| INSTRUCTION |
Exclude the pictures, then copy all remaining records exactly.

| EXTRACTED INFORMATION |
-- BEGIN --

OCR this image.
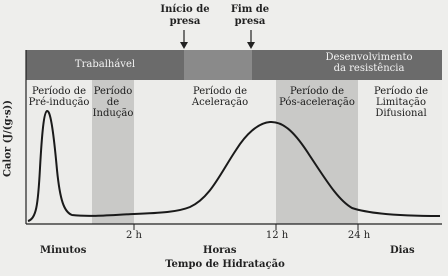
Início de
presa
Fim de
presa
Trabalhável
Desenvolvimento
da resistência
Período de
Pré-indução
Período de
Indução
Período de
Aceleração
Período de
Pós-aceleração
Período de
Limitação
Difusional
Calor (J/(g·s))
2 h	12 h	24 h
Minutos	Horas	Dias
Tempo de Hidratação
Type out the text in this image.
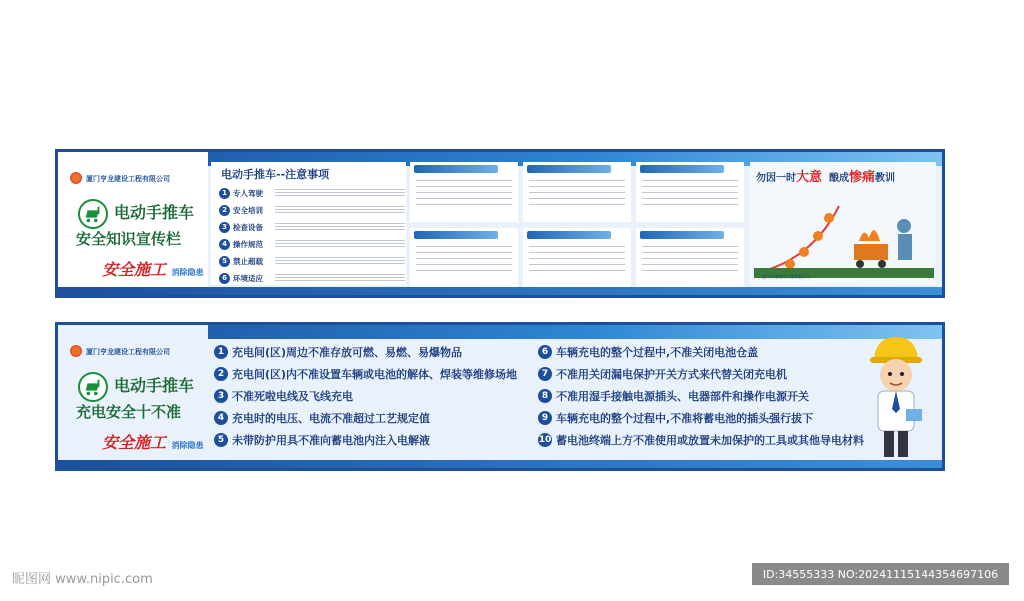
厦门亨龙建设工程有限公司
电动手推车
安全知识宣传栏
安全施工 消除隐患
电动手推车--注意事项
1 专人驾驶
2 安全培训
3 检查设备
4 操作规范
5 禁止超载
6 环境适应
勿因一时大意 酿成惨痛教训
厦门亨龙建设工程有限公司
厦门亨龙建设工程有限公司
电动手推车
充电安全十不准
安全施工 消除隐患
1 充电间(区)周边不准存放可燃、易燃、易爆物品
2 充电间(区)内不准设置车辆或电池的解体、焊装等维修场地
3 不准死啦电线及飞线充电
4 充电时的电压、电流不准超过工艺规定值
5 未带防护用具不准向蓄电池内注入电解液
6 车辆充电的整个过程中,不准关闭电池仓盖
7 不准用关闭漏电保护开关方式来代替关闭充电机
8 不准用湿手接触电源插头、电器部件和操作电源开关
9 车辆充电的整个过程中,不准将蓄电池的插头强行拔下
10 蓄电池终端上方不准使用或放置未加保护的工具或其他导电材料
昵图网 www.nipic.com	ID:34555333 NO:20241115144354697106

-- END --

| EXERCISE RESPONSE |
OCR this image.
Início de
presa
Fim de
presa
Trabalhável
Desenvolvimento
da resistência
Período de
Pré-indução
Período de
Indução
Período de
Aceleração
Período de
Pós-aceleração
Período de
Limitação
Difusional
Calor (J/(g·s))
2 h	12 h	24 h
Minutos	Horas	Dias
Tempo de Hidratação
Type out the text in this image.
厦门亨龙建设工程有限公司
电动手推车
安全知识宣传栏
安全施工 消除隐患
电动手推车--注意事项
1 专人驾驶
2 安全培训
3 检查设备
4 操作规范
5 禁止超载
6 环境适应
勿因一时大意 酿成惨痛教训
厦门亨龙建设工程有限公司
厦门亨龙建设工程有限公司
电动手推车
充电安全十不准
安全施工 消除隐患
1 充电间(区)周边不准存放可燃、易燃、易爆物品
2 充电间(区)内不准设置车辆或电池的解体、焊装等维修场地
3 不准死啦电线及飞线充电
4 充电时的电压、电流不准超过工艺规定值
5 未带防护用具不准向蓄电池内注入电解液
6 车辆充电的整个过程中,不准关闭电池仓盖
7 不准用关闭漏电保护开关方式来代替关闭充电机
8 不准用湿手接触电源插头、电器部件和操作电源开关
9 车辆充电的整个过程中,不准将蓄电池的插头强行拔下
10 蓄电池终端上方不准使用或放置未加保护的工具或其他导电材料
昵图网 www.nipic.com	ID:34555333 NO:20241115144354697106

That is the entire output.